[Things to do]
1 > Set down word for word the part of the article on the men's freestyle 61 kg event that starts with "The men's freestyle" and goes on through "than 61 kilograms.".
2 > Answer these from the article on the men's freestyle 61 kg event:
(a) What was the venue?
(b) Who won the silver medal, and for which country?
(c) On what date were the qualification rounds held?
3 > Write what comes next in the article on the men's freestyle 61 kg event, beginning after its last sentence.

* begin Document passage *

- Venue: Pontevedra Municipal Sports Hall
- Dates: 22–23 October
- Competitors: 20 from 20 nations

Medalists
| gold medal | Arsen Harutyunyan | Armenia |
| silver medal | Taiyrbek Zhumashbek Uulu | Kyrgyzstan |
| bronze medal | Assyl Aitakyn | Kazakhstan |
| bronze medal | Emrah Ormanoğlu | Turkey |

= 2022 U23 World Wrestling Championships – Men's freestyle 61 kg =

Wrestling competitions

The men's freestyle 61 kg is a competition featured at the 2022 U23 World Wrestling Championships, and was held in Pontevedra, Spain on 22 and 23 October 2022. The qualification rounds were held on 22 October while medal matches were held on the 2nd day of the competition. A total of 20 wrestlers competed in this event, limited to athletes whose body weight was less than 61 kilograms.

* end Document passage *
* begin Dataset excerpt *

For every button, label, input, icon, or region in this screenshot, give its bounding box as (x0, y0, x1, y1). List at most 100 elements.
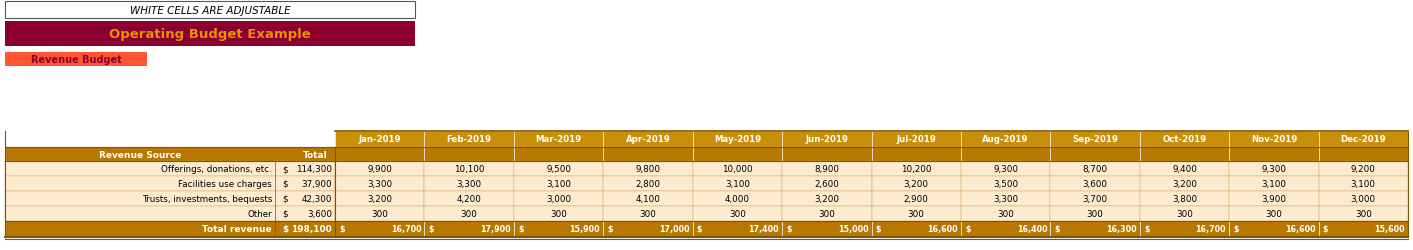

* end Dataset excerpt *

[Answers to the tasks]
1 >
The men's freestyle 61 kg is a competition featured at the 2022 U23 World Wrestling Championships, and was held in Pontevedra, Spain on 22 and 23 October 2022. The qualification rounds were held on 22 October while medal matches were held on the 2nd day of the competition. A total of 20 wrestlers competed in this event, limited to athletes whose body weight was less than 61 kilograms.

2 >
(a) Pontevedra Municipal Sports Hall
(b) Taiyrbek Zhumashbek Uulu, Kyrgyzstan
(c) 22 October 2022

3 >
This freestyle wrestling competition consists of a single-elimination tournament, with a repechage used to determine the winner of two bronze medals. The two finalists face off for gold and silver medals. Each wrestler who loses to one of the two finalists moves into the repechage, culminating in a pair of bronze medal matches featuring the semifinal losers each facing the remaining repechage opponent from their half of the bracket.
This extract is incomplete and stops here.